* **Task**: Gather every line of the records that contains the string "spaces" and copy each one out in full.

******************************

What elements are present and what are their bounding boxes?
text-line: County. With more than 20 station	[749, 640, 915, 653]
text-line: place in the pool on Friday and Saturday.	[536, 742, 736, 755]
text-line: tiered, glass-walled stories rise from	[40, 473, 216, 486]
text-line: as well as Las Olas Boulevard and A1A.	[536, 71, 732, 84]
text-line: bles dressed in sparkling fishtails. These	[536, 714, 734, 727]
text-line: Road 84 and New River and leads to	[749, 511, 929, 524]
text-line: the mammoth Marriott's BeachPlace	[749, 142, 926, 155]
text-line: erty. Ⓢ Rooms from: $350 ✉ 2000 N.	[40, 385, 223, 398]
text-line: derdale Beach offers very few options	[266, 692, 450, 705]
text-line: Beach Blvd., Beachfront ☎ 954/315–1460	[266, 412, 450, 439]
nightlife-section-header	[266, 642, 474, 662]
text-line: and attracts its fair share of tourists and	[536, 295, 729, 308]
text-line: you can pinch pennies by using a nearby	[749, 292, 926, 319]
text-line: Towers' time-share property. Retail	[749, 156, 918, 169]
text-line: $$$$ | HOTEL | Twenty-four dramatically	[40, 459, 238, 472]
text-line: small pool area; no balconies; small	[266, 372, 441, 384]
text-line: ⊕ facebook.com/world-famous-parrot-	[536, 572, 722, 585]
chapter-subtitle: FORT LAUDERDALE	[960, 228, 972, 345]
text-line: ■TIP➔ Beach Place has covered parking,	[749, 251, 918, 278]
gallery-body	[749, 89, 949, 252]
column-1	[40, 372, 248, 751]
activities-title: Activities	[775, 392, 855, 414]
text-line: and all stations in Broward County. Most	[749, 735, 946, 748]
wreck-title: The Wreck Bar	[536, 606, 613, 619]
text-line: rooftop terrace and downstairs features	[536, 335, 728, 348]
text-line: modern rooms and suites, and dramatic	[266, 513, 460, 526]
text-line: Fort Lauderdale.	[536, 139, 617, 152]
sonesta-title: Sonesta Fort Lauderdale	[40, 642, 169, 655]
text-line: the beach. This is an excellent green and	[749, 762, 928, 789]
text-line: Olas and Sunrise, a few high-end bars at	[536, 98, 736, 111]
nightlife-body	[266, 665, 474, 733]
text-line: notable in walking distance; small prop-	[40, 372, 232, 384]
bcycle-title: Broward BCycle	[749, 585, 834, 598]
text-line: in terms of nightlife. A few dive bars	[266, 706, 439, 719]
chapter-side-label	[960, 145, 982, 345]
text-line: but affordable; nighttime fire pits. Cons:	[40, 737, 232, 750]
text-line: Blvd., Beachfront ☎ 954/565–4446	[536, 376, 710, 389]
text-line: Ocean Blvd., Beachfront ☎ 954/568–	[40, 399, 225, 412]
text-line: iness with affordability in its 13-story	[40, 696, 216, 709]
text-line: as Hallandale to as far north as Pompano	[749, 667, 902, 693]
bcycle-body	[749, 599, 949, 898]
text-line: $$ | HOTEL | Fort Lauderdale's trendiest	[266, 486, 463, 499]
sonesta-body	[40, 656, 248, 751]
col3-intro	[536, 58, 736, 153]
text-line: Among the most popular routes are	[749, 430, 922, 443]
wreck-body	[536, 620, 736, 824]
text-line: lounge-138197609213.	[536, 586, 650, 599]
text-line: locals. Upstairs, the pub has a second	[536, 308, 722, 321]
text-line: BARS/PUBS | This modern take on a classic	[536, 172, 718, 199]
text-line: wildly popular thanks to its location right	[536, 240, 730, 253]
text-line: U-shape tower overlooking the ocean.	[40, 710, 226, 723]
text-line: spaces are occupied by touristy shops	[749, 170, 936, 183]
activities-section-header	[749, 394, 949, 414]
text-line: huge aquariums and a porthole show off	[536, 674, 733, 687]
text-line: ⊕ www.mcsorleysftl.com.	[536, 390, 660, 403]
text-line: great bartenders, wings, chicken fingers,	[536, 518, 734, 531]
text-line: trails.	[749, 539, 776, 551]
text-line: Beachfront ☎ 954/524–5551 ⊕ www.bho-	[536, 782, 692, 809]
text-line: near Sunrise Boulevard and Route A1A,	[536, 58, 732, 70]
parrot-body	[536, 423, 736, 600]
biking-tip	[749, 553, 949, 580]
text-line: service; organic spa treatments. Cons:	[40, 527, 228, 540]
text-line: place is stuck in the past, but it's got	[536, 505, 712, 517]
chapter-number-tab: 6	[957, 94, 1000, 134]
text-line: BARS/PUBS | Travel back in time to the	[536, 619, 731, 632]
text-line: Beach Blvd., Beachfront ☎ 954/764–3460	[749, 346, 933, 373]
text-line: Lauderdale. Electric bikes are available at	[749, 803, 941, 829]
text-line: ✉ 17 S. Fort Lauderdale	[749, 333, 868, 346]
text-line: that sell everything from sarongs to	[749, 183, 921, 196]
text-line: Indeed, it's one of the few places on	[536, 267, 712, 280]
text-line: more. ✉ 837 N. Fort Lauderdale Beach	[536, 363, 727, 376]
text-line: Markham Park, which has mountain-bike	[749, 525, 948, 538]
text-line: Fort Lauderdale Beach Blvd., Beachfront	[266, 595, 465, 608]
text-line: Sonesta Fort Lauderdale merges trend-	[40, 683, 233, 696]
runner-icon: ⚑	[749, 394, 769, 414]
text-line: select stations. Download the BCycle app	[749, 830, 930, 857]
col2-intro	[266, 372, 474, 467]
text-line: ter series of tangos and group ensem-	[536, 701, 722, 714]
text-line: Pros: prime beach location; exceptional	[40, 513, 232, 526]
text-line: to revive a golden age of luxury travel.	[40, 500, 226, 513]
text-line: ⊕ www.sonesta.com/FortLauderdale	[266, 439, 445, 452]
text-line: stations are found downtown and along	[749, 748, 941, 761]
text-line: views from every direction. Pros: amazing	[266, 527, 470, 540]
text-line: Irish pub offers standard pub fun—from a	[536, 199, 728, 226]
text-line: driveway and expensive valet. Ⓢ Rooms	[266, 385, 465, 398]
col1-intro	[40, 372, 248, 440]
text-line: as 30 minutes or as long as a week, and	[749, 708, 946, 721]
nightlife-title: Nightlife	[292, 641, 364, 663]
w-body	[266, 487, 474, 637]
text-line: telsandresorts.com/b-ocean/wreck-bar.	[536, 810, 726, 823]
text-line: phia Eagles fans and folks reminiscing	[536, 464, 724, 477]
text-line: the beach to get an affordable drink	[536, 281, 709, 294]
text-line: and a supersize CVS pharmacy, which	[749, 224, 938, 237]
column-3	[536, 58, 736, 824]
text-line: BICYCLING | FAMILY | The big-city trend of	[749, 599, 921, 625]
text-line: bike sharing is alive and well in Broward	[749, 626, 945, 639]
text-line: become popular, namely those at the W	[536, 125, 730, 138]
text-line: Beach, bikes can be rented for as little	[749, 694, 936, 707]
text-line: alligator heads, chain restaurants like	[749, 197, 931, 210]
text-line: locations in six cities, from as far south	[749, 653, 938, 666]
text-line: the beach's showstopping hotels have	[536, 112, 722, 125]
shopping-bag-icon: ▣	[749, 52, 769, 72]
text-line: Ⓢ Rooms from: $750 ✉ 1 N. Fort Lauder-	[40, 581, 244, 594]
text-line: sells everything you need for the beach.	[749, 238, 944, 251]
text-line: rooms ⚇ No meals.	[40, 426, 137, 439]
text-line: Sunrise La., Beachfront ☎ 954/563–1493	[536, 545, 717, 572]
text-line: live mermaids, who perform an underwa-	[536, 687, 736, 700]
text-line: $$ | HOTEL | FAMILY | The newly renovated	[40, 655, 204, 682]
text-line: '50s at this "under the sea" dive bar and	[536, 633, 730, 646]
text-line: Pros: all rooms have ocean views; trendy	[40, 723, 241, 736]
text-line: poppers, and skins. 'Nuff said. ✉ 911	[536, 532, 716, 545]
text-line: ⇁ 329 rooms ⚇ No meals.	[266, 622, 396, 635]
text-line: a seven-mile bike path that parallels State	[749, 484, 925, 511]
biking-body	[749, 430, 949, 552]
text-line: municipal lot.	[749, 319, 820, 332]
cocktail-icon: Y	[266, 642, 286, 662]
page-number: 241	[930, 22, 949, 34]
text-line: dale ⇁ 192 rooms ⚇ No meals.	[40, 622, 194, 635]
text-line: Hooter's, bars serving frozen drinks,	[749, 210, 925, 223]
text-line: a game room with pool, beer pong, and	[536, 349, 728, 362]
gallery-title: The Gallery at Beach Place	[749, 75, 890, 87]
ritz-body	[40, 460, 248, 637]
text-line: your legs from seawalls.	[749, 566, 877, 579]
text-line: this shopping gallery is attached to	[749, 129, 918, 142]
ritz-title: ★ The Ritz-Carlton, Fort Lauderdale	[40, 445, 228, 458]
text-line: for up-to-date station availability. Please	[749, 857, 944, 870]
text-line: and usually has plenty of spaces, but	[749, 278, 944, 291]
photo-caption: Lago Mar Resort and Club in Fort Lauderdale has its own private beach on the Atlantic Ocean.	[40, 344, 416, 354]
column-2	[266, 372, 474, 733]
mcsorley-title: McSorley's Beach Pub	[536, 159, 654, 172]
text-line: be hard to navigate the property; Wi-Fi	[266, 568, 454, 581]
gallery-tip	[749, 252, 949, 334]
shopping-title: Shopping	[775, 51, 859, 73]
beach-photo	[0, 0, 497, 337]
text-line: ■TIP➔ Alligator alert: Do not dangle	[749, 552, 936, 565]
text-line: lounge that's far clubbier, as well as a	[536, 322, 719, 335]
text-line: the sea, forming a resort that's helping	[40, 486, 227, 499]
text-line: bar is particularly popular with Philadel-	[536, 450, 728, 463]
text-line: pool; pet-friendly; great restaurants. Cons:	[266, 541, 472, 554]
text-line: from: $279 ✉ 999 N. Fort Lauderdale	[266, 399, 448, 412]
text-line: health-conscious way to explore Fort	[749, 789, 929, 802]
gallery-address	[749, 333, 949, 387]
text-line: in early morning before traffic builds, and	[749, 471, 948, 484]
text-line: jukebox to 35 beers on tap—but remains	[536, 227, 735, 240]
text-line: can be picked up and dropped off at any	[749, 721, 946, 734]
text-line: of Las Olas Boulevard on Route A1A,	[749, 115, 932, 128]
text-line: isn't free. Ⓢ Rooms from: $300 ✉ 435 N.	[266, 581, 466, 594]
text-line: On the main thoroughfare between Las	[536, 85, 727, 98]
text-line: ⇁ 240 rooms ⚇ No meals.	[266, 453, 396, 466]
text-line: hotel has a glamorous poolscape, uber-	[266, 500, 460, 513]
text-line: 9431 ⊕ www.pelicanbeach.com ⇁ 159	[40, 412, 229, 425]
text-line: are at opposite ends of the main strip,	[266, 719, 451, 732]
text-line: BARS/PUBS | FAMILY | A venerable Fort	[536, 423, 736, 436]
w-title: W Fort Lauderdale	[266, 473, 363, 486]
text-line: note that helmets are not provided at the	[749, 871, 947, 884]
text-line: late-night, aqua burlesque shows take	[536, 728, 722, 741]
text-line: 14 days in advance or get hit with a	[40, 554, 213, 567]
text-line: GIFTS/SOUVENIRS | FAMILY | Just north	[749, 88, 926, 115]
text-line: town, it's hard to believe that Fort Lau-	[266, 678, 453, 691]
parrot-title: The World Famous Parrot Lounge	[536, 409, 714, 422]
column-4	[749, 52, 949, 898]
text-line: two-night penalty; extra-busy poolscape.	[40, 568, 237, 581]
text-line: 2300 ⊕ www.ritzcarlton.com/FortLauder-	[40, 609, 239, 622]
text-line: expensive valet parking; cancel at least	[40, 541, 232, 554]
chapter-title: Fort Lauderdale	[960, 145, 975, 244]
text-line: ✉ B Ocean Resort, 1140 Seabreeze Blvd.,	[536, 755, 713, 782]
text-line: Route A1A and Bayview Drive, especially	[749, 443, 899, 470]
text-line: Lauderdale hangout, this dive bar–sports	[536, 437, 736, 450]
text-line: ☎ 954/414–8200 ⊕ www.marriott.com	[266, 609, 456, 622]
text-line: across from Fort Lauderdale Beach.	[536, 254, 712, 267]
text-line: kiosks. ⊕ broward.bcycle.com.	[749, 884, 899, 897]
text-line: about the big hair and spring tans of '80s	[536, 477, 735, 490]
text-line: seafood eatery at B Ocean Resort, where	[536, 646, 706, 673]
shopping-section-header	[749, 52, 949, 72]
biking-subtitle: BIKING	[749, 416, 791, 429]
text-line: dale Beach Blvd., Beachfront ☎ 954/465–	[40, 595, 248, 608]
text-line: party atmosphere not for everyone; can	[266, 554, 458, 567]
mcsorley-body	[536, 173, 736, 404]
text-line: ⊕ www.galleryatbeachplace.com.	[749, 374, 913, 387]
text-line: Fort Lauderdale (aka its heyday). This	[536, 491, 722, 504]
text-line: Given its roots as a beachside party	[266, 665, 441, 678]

******************************

* **Answer to the task**:
text-line: spaces are occupied by touristy shops	[749, 170, 936, 183]
text-line: and usually has plenty of spaces, but	[749, 278, 944, 291]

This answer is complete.